## Problem requirements
Copy the records below exactly, from the line containing "What data was" through the last line, and leave out every picture.
====================
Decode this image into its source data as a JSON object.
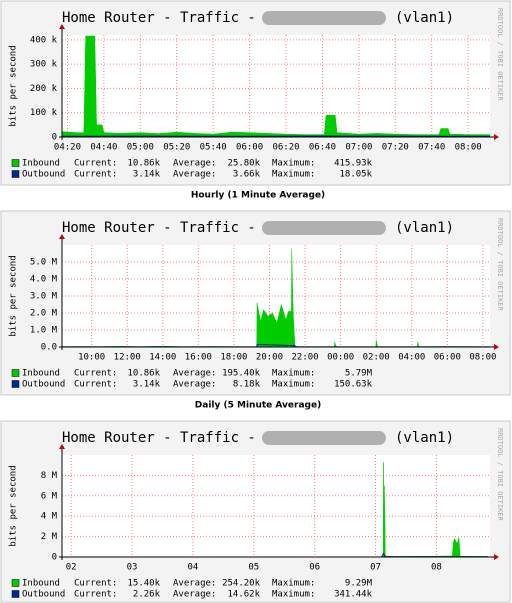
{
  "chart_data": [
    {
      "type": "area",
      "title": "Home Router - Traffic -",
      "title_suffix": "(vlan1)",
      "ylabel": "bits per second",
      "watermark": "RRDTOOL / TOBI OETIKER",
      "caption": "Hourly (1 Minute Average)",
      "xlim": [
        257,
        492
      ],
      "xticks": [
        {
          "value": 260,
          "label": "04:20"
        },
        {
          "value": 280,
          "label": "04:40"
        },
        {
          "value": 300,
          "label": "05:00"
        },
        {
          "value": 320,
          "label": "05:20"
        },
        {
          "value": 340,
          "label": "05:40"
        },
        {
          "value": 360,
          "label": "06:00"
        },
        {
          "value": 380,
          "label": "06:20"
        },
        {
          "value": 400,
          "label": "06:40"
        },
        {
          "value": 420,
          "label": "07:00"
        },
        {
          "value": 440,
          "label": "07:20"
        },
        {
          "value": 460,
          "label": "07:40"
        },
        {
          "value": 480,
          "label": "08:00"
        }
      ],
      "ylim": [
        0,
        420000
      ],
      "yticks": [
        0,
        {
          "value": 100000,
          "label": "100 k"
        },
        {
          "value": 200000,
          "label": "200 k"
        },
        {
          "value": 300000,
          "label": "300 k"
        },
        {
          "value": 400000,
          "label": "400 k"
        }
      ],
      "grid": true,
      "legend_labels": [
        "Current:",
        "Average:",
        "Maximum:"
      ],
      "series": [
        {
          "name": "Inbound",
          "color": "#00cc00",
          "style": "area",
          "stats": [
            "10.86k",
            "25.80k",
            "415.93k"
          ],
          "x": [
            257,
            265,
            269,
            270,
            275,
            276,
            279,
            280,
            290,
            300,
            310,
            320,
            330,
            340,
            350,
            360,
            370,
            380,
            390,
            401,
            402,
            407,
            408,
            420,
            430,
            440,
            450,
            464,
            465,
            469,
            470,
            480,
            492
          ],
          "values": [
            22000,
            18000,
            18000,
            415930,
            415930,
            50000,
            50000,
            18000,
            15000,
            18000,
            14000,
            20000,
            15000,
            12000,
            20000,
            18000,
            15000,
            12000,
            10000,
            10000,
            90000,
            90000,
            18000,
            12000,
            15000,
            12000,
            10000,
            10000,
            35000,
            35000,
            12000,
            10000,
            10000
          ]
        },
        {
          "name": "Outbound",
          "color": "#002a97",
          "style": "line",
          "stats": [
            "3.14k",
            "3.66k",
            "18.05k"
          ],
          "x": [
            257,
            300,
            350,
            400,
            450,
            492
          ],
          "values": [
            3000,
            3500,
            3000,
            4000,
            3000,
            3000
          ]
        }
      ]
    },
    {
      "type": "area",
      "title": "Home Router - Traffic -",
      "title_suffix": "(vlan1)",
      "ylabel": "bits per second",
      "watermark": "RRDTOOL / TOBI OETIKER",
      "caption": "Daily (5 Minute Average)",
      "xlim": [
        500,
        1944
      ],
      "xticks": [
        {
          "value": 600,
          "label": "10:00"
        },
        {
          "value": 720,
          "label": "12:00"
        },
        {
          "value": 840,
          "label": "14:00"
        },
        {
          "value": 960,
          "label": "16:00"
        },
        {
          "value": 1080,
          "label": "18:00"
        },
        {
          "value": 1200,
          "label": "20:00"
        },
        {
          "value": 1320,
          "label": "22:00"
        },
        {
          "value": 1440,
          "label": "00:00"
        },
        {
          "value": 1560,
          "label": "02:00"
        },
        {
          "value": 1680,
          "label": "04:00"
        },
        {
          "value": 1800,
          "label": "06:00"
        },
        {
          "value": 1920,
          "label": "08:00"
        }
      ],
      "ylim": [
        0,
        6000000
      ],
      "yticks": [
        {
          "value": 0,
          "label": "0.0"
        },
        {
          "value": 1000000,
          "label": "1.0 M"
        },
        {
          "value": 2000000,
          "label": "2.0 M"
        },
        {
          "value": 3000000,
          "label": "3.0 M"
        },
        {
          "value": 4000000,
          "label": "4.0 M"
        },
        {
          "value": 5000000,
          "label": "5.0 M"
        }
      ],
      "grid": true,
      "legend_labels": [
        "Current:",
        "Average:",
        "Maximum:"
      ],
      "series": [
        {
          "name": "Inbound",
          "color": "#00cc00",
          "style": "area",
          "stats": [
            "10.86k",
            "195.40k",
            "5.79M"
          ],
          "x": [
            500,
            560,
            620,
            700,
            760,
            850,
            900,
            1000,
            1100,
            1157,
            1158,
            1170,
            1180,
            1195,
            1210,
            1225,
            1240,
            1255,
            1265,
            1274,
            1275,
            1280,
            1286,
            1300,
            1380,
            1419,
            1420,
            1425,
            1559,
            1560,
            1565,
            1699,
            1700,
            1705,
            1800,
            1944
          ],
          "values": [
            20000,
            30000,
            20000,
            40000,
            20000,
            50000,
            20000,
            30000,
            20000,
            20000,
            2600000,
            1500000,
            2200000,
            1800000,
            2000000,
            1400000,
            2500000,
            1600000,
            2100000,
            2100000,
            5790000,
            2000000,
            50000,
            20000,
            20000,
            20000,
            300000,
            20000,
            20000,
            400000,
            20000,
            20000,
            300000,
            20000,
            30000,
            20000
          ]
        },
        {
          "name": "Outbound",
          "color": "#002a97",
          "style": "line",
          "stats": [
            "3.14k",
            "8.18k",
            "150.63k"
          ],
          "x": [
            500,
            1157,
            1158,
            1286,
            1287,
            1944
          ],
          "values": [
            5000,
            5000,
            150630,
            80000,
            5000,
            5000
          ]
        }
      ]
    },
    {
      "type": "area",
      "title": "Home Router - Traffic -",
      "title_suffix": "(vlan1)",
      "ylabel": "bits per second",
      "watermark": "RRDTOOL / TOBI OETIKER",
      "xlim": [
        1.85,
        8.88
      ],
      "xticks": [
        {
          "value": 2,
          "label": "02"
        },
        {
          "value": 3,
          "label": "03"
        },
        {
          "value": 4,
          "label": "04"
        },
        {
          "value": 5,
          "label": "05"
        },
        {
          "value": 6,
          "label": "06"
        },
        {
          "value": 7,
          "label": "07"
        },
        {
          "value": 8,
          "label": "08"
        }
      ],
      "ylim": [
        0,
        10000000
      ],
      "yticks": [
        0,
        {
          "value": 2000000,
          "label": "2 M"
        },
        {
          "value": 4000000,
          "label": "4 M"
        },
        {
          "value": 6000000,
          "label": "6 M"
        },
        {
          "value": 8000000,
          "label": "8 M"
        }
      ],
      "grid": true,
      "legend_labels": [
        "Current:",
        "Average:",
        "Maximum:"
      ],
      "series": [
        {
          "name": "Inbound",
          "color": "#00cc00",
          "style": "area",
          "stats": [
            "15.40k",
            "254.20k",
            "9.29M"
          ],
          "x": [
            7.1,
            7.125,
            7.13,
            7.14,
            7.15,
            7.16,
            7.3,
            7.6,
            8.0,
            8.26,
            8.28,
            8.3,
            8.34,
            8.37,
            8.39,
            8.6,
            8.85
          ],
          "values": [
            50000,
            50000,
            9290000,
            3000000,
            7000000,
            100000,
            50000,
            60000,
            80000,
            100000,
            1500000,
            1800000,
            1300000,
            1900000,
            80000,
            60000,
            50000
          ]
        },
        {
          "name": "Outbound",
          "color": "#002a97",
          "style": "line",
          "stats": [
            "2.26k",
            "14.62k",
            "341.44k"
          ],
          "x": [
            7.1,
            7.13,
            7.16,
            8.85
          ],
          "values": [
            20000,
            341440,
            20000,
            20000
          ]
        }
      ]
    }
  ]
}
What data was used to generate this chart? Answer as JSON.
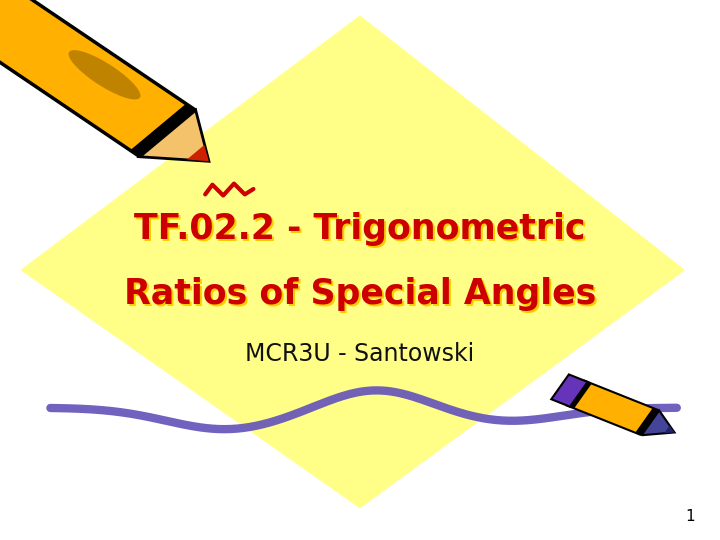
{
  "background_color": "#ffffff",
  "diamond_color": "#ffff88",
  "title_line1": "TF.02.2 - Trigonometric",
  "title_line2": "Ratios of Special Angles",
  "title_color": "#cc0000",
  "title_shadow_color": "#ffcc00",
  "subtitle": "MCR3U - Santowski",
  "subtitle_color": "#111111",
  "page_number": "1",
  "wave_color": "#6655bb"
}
====================
## Right answer
What data was used to generate this chart? Answer as JSON.
{
  "background_color": "#ffffff",
  "diamond_color": "#ffff88",
  "title_line1": "TF.02.2 - Trigonometric",
  "title_line2": "Ratios of Special Angles",
  "title_color": "#cc0000",
  "title_shadow_color": "#ffcc00",
  "subtitle": "MCR3U - Santowski",
  "subtitle_color": "#111111",
  "page_number": "1",
  "wave_color": "#6655bb"
}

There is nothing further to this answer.